Assemble all lines in which the string "Greece" appears.

------ Records shown ------

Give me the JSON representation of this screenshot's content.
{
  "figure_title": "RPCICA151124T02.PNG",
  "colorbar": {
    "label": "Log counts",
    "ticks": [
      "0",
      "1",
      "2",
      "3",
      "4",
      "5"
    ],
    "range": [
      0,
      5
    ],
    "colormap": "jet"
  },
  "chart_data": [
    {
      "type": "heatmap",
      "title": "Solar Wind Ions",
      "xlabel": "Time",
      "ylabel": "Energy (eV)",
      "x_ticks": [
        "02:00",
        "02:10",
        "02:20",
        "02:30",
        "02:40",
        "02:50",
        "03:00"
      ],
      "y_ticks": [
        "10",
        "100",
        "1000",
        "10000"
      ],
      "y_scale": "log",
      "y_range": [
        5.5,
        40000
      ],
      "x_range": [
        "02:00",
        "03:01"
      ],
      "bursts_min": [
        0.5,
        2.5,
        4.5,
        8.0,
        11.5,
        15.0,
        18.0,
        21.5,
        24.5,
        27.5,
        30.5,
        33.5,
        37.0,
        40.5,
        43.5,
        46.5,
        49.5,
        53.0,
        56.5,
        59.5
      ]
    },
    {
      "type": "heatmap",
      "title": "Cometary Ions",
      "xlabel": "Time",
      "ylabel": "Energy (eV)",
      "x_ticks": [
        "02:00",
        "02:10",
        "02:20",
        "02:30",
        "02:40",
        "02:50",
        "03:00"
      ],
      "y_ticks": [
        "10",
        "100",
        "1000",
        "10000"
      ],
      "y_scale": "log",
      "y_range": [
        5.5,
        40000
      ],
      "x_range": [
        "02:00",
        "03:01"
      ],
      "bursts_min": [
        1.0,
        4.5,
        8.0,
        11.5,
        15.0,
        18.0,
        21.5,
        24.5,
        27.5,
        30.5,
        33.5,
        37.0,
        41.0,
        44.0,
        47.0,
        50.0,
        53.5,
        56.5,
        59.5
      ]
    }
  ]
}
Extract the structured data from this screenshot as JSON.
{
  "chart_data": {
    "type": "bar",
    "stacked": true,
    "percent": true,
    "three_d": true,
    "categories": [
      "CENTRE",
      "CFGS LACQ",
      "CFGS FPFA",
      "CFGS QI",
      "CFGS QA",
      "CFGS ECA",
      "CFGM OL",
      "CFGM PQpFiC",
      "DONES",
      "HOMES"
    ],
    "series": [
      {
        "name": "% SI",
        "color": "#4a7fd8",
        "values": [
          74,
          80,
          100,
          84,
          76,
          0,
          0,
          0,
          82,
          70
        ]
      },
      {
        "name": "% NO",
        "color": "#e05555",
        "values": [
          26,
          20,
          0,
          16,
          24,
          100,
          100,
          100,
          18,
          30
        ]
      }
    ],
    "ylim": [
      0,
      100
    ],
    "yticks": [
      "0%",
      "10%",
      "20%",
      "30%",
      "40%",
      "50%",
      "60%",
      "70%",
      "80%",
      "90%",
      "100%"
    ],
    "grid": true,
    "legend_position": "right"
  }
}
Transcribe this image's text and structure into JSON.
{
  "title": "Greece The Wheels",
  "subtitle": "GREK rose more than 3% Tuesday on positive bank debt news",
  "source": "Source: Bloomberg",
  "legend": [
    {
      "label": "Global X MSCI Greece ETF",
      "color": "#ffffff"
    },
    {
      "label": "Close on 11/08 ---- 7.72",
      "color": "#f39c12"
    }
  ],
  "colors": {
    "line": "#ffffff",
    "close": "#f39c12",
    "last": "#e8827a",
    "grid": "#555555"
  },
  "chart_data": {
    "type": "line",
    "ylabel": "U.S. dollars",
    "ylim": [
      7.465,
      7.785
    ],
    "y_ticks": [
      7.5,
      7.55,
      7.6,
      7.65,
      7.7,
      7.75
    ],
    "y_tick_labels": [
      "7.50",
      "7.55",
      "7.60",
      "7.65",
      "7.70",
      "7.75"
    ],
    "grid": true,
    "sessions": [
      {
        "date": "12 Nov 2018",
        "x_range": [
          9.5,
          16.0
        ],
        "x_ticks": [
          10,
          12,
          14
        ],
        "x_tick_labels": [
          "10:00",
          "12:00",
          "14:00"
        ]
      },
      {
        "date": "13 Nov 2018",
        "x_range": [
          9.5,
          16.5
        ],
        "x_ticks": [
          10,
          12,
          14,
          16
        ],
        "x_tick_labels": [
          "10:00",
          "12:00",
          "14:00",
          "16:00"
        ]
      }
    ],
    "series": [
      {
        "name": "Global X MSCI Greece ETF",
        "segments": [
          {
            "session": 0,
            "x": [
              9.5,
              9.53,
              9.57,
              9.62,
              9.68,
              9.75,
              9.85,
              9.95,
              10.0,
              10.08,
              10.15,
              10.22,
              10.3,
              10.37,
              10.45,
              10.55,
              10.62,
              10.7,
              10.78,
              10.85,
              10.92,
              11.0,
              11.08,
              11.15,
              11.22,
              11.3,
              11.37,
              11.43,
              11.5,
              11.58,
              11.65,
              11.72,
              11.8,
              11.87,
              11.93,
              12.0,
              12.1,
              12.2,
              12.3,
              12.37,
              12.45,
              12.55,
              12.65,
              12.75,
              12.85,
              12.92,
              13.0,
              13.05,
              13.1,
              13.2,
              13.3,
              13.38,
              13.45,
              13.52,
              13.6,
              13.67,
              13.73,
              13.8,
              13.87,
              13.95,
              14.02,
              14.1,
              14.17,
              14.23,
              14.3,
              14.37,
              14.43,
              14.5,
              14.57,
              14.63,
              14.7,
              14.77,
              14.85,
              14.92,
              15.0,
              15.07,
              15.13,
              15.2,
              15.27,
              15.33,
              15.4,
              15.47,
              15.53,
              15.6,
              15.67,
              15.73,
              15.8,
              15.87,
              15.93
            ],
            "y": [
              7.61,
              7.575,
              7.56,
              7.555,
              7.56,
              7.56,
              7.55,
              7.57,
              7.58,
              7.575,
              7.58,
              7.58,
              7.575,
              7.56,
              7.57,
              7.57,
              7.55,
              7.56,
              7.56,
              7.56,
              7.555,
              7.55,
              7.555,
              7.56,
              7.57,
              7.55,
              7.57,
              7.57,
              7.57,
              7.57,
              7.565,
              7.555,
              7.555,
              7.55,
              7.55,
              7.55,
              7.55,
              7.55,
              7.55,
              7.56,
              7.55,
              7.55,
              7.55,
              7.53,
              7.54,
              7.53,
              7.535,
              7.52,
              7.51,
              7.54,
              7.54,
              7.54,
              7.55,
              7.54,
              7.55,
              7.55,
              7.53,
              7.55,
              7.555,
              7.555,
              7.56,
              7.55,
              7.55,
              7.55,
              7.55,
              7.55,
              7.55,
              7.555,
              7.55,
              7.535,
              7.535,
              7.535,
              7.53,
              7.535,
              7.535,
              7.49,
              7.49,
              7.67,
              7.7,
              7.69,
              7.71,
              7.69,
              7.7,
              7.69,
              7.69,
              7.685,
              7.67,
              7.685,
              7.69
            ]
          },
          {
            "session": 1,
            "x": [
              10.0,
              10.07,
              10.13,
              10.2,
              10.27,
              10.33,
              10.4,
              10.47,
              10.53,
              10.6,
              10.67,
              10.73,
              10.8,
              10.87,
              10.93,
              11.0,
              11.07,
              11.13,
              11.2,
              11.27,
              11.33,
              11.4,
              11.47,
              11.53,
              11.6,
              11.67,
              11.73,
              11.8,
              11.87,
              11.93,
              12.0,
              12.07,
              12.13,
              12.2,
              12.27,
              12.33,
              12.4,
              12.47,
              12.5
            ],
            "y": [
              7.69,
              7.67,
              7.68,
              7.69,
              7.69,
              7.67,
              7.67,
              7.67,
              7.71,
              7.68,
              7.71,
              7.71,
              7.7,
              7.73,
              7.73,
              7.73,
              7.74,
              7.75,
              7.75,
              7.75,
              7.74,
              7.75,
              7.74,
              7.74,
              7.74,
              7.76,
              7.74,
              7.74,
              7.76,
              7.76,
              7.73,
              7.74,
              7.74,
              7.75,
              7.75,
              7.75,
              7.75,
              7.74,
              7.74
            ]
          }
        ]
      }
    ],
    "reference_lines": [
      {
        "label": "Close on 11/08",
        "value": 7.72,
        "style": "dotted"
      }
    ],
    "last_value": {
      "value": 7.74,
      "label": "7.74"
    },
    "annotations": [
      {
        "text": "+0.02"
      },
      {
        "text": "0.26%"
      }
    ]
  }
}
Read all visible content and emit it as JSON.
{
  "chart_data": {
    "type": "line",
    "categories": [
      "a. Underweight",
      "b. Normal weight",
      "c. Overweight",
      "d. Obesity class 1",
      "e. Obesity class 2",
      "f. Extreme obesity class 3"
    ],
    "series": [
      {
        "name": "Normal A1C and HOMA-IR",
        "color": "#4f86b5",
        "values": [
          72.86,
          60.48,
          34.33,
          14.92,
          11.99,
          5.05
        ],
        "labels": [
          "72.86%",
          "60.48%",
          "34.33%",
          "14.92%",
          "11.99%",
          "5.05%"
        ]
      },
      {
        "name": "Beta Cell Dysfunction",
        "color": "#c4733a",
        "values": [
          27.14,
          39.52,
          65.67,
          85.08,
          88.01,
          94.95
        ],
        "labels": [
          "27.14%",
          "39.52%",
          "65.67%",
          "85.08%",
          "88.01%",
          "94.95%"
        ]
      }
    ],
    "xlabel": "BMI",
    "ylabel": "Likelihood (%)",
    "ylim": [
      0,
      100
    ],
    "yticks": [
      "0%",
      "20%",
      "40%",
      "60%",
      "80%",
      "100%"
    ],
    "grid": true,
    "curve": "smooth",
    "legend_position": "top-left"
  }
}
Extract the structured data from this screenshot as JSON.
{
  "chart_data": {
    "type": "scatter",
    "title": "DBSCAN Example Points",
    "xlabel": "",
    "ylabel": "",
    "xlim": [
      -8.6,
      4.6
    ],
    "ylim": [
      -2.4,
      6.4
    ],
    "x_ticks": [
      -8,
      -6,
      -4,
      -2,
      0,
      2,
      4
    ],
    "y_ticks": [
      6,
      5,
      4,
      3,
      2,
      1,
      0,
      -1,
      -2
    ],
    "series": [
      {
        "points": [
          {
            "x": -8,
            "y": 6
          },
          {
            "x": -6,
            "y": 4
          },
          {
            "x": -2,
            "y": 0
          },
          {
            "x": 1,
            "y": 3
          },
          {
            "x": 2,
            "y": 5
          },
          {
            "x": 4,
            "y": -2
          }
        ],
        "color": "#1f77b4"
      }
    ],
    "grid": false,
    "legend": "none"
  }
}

------

= Answer to the problem =
  "title": "Greece The Wheels",
      "label": "Global X MSCI Greece ETF",
        "name": "Global X MSCI Greece ETF",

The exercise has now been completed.